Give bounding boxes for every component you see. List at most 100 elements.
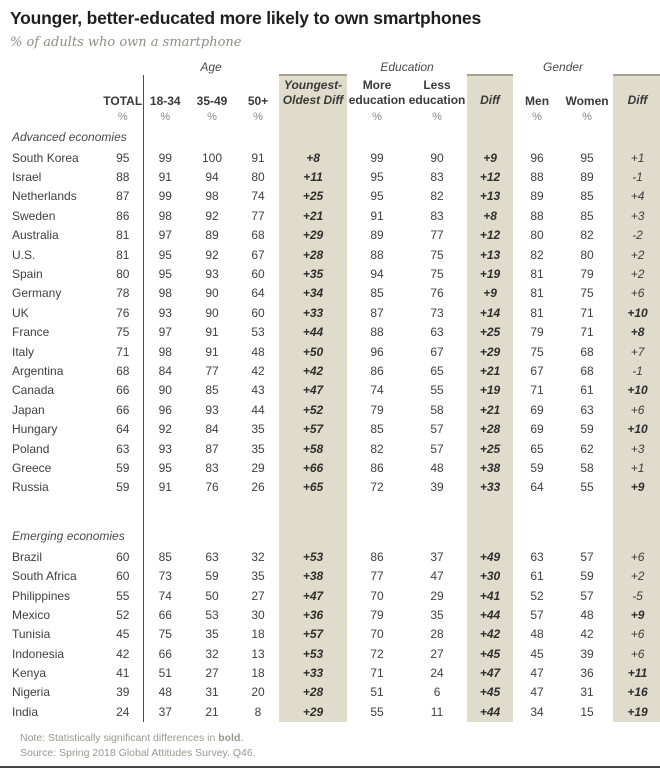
age-group-label: Age bbox=[143, 58, 280, 75]
country-label: Greece bbox=[12, 460, 52, 475]
education-diff-value: +29 bbox=[479, 344, 501, 359]
spacer-cell bbox=[467, 525, 513, 547]
education-diff-value: +44 bbox=[479, 704, 501, 719]
country-label: Tunisia bbox=[12, 627, 51, 642]
gender-diff-value: +7 bbox=[630, 344, 645, 359]
age-18-34-value: 98 bbox=[158, 286, 172, 301]
less-education-value: 90 bbox=[430, 150, 444, 165]
women-value: 75 bbox=[580, 286, 594, 301]
table-row: India 24 37 21 8 +29 55 11 +44 34 15 +19 bbox=[10, 702, 660, 722]
country-label: Argentina bbox=[12, 363, 64, 378]
more-education-value: 70 bbox=[370, 588, 384, 603]
less-education-value: 57 bbox=[430, 422, 444, 437]
education-diff-value: +41 bbox=[479, 588, 501, 603]
gender-diff-value: +1 bbox=[630, 150, 645, 165]
education-diff-value: +9 bbox=[483, 286, 497, 301]
total-value: 60 bbox=[103, 547, 144, 567]
page-title: Younger, better-educated more likely to … bbox=[10, 8, 481, 28]
less-education-value: 82 bbox=[430, 189, 444, 204]
women-value: 57 bbox=[580, 588, 594, 603]
women-value: 48 bbox=[580, 607, 594, 622]
age-18-34-value: 99 bbox=[158, 150, 172, 165]
gender-diff-value: -1 bbox=[632, 363, 643, 378]
age-35-49-value: 21 bbox=[205, 704, 219, 719]
age-diff-value: +21 bbox=[302, 208, 324, 223]
country-label: Australia bbox=[12, 228, 59, 243]
men-value: 52 bbox=[530, 588, 544, 603]
percent-symbol: % bbox=[103, 111, 144, 126]
age-50-plus-value: 77 bbox=[251, 208, 265, 223]
age-35-49-column-header: 35-49 bbox=[196, 94, 228, 108]
gender-group-label: Gender bbox=[513, 58, 614, 75]
age-35-49-value: 89 bbox=[205, 228, 219, 243]
women-value: 36 bbox=[580, 666, 594, 681]
more-education-value: 85 bbox=[370, 422, 384, 437]
country-label: UK bbox=[12, 305, 29, 320]
more-education-value: 95 bbox=[370, 189, 384, 204]
age-diff-value: +57 bbox=[302, 627, 324, 642]
education-diff-value: +25 bbox=[479, 441, 501, 456]
age-18-34-value: 85 bbox=[158, 549, 172, 564]
spacer-cell bbox=[347, 525, 467, 547]
percent-units-row: % % % % % % % % bbox=[10, 111, 660, 126]
percent-symbol: % bbox=[160, 111, 171, 123]
gender-diff-value: +6 bbox=[630, 627, 645, 642]
spacer-cell bbox=[10, 497, 144, 526]
age-diff-value: +28 bbox=[302, 685, 324, 700]
men-value: 63 bbox=[530, 549, 544, 564]
education-diff-value: +12 bbox=[479, 228, 501, 243]
women-value: 31 bbox=[580, 685, 594, 700]
gender-diff-value: +2 bbox=[630, 569, 645, 584]
more-education-value: 89 bbox=[370, 228, 384, 243]
men-value: 64 bbox=[530, 480, 544, 495]
age-diff-value: +66 bbox=[302, 460, 324, 475]
country-label: Brazil bbox=[12, 549, 43, 564]
more-education-value: 96 bbox=[370, 344, 384, 359]
more-education-value: 71 bbox=[370, 666, 384, 681]
education-diff-value: +13 bbox=[479, 247, 501, 262]
men-value: 81 bbox=[530, 305, 544, 320]
women-value: 15 bbox=[580, 704, 594, 719]
country-label: Hungary bbox=[12, 422, 58, 437]
women-value: 80 bbox=[580, 247, 594, 262]
country-label: France bbox=[12, 325, 50, 340]
more-education-value: 79 bbox=[370, 402, 384, 417]
bold-keyword: bold bbox=[218, 731, 241, 744]
education-diff-value: +19 bbox=[479, 267, 501, 282]
group-header-blank bbox=[279, 58, 348, 75]
men-value: 69 bbox=[530, 402, 544, 417]
age-35-49-value: 93 bbox=[205, 267, 219, 282]
gender-diff-value: +10 bbox=[627, 383, 648, 398]
total-value: 60 bbox=[103, 566, 144, 586]
education-diff-value: +14 bbox=[479, 305, 501, 320]
men-value: 82 bbox=[530, 247, 544, 262]
men-value: 67 bbox=[530, 363, 544, 378]
total-value: 68 bbox=[103, 361, 144, 381]
age-50-plus-value: 64 bbox=[251, 286, 265, 301]
more-education-value: 95 bbox=[370, 170, 384, 185]
gender-diff-value: +2 bbox=[630, 247, 645, 262]
table-row: Australia 81 97 89 68 +29 89 77 +12 80 82 -2 bbox=[10, 225, 660, 245]
gender-diff-value: +6 bbox=[630, 286, 645, 301]
age-diff-value: +33 bbox=[302, 666, 324, 681]
age-50-plus-value: 43 bbox=[251, 383, 265, 398]
less-education-value: 57 bbox=[430, 441, 444, 456]
country-label: Germany bbox=[12, 286, 62, 301]
table-row: Germany 78 98 90 64 +34 85 76 +9 81 75 +6 bbox=[10, 283, 660, 304]
table-row: Indonesia 42 66 32 13 +53 72 27 +45 45 39 +6 bbox=[10, 643, 660, 664]
less-education-value: 76 bbox=[430, 286, 444, 301]
country-label: South Korea bbox=[12, 150, 79, 165]
women-value: 71 bbox=[580, 305, 594, 320]
less-education-value: 55 bbox=[430, 383, 444, 398]
table-row: Nigeria 39 48 31 20 +28 51 6 +45 47 31 +16 bbox=[10, 682, 660, 703]
men-value: 75 bbox=[530, 344, 544, 359]
age-diff-column-header: Youngest- Oldest Diff bbox=[279, 74, 348, 111]
total-value: 63 bbox=[103, 438, 144, 459]
women-column-header: Women bbox=[565, 94, 609, 108]
country-label: Japan bbox=[12, 402, 45, 417]
group-header-blank bbox=[467, 58, 514, 75]
women-value: 39 bbox=[580, 646, 594, 661]
education-diff-value: +47 bbox=[479, 666, 501, 681]
less-education-value: 37 bbox=[430, 549, 444, 564]
country-label: Poland bbox=[12, 441, 50, 456]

□ □ □ □ □

* **Your objective**:
Reproduce every line of the items above verbatim, omitting the pictures.

* **Exercise solution**:
Give bounding boxes for every component you see. List at most 100 elements.
age-group-label: Age bbox=[143, 58, 280, 75]
country-label: Greece bbox=[12, 460, 52, 475]
education-diff-value: +29 bbox=[479, 344, 501, 359]
spacer-cell bbox=[467, 525, 513, 547]
education-diff-value: +44 bbox=[479, 704, 501, 719]
country-label: Tunisia bbox=[12, 627, 51, 642]
gender-diff-value: +7 bbox=[630, 344, 645, 359]
age-18-34-value: 98 bbox=[158, 286, 172, 301]
less-education-value: 90 bbox=[430, 150, 444, 165]
women-value: 75 bbox=[580, 286, 594, 301]
table-row: India 24 37 21 8 +29 55 11 +44 34 15 +19 bbox=[10, 702, 660, 722]
country-label: Argentina bbox=[12, 363, 64, 378]
more-education-value: 70 bbox=[370, 588, 384, 603]
less-education-value: 57 bbox=[430, 422, 444, 437]
education-diff-value: +41 bbox=[479, 588, 501, 603]
gender-diff-value: +1 bbox=[630, 150, 645, 165]
education-diff-value: +9 bbox=[483, 286, 497, 301]
total-value: 60 bbox=[103, 547, 144, 567]
page-title: Younger, better-educated more likely to … bbox=[10, 8, 481, 28]
less-education-value: 82 bbox=[430, 189, 444, 204]
women-value: 57 bbox=[580, 588, 594, 603]
women-value: 48 bbox=[580, 607, 594, 622]
age-18-34-value: 99 bbox=[158, 150, 172, 165]
gender-diff-value: -1 bbox=[632, 363, 643, 378]
age-35-49-value: 21 bbox=[205, 704, 219, 719]
age-diff-value: +21 bbox=[302, 208, 324, 223]
country-label: Australia bbox=[12, 228, 59, 243]
men-value: 52 bbox=[530, 588, 544, 603]
percent-symbol: % bbox=[103, 111, 144, 126]
age-50-plus-value: 77 bbox=[251, 208, 265, 223]
age-35-49-column-header: 35-49 bbox=[196, 94, 228, 108]
gender-group-label: Gender bbox=[513, 58, 614, 75]
age-35-49-value: 89 bbox=[205, 228, 219, 243]
women-value: 36 bbox=[580, 666, 594, 681]
more-education-value: 85 bbox=[370, 422, 384, 437]
country-label: UK bbox=[12, 305, 29, 320]
more-education-value: 95 bbox=[370, 189, 384, 204]
age-diff-value: +57 bbox=[302, 627, 324, 642]
education-diff-value: +25 bbox=[479, 441, 501, 456]
age-18-34-value: 85 bbox=[158, 549, 172, 564]
spacer-cell bbox=[347, 525, 467, 547]
percent-units-row: % % % % % % % % bbox=[10, 111, 660, 126]
percent-symbol: % bbox=[160, 111, 171, 123]
gender-diff-value: +6 bbox=[630, 627, 645, 642]
spacer-cell bbox=[10, 497, 144, 526]
age-diff-value: +28 bbox=[302, 685, 324, 700]
men-value: 63 bbox=[530, 549, 544, 564]
education-diff-value: +12 bbox=[479, 228, 501, 243]
women-value: 31 bbox=[580, 685, 594, 700]
gender-diff-value: +2 bbox=[630, 569, 645, 584]
more-education-value: 89 bbox=[370, 228, 384, 243]
men-value: 64 bbox=[530, 480, 544, 495]
age-diff-value: +66 bbox=[302, 460, 324, 475]
country-label: Brazil bbox=[12, 549, 43, 564]
more-education-value: 96 bbox=[370, 344, 384, 359]
more-education-value: 71 bbox=[370, 666, 384, 681]
education-diff-value: +13 bbox=[479, 247, 501, 262]
men-value: 81 bbox=[530, 305, 544, 320]
women-value: 15 bbox=[580, 704, 594, 719]
country-label: Hungary bbox=[12, 422, 58, 437]
women-value: 80 bbox=[580, 247, 594, 262]
country-label: France bbox=[12, 325, 50, 340]
more-education-value: 79 bbox=[370, 402, 384, 417]
bold-keyword: bold bbox=[218, 731, 241, 744]
education-diff-value: +19 bbox=[479, 267, 501, 282]
group-header-blank bbox=[279, 58, 348, 75]
men-value: 69 bbox=[530, 402, 544, 417]
age-35-49-value: 93 bbox=[205, 267, 219, 282]
gender-diff-value: +10 bbox=[627, 383, 648, 398]
total-value: 60 bbox=[103, 566, 144, 586]
education-diff-value: +14 bbox=[479, 305, 501, 320]
men-value: 82 bbox=[530, 247, 544, 262]
men-value: 67 bbox=[530, 363, 544, 378]
total-value: 68 bbox=[103, 361, 144, 381]
age-50-plus-value: 64 bbox=[251, 286, 265, 301]
more-education-value: 95 bbox=[370, 170, 384, 185]
gender-diff-value: +2 bbox=[630, 247, 645, 262]
table-row: Australia 81 97 89 68 +29 89 77 +12 80 82 -2 bbox=[10, 225, 660, 245]
gender-diff-value: +6 bbox=[630, 286, 645, 301]
age-diff-value: +33 bbox=[302, 666, 324, 681]
age-50-plus-value: 43 bbox=[251, 383, 265, 398]
less-education-value: 57 bbox=[430, 441, 444, 456]
country-label: Germany bbox=[12, 286, 62, 301]
table-row: Germany 78 98 90 64 +34 85 76 +9 81 75 +6 bbox=[10, 283, 660, 304]
table-row: Indonesia 42 66 32 13 +53 72 27 +45 45 39 +6 bbox=[10, 643, 660, 664]
less-education-value: 76 bbox=[430, 286, 444, 301]
country-label: South Korea bbox=[12, 150, 79, 165]
women-value: 71 bbox=[580, 305, 594, 320]
less-education-value: 55 bbox=[430, 383, 444, 398]
table-row: Nigeria 39 48 31 20 +28 51 6 +45 47 31 +16 bbox=[10, 682, 660, 703]
men-value: 75 bbox=[530, 344, 544, 359]
age-diff-column-header: Youngest- Oldest Diff bbox=[279, 74, 348, 111]
total-value: 63 bbox=[103, 438, 144, 459]
women-column-header: Women bbox=[565, 94, 609, 108]
country-label: Japan bbox=[12, 402, 45, 417]
group-header-blank bbox=[467, 58, 514, 75]
women-value: 39 bbox=[580, 646, 594, 661]
education-diff-value: +47 bbox=[479, 666, 501, 681]
less-education-value: 37 bbox=[430, 549, 444, 564]
country-label: Poland bbox=[12, 441, 50, 456]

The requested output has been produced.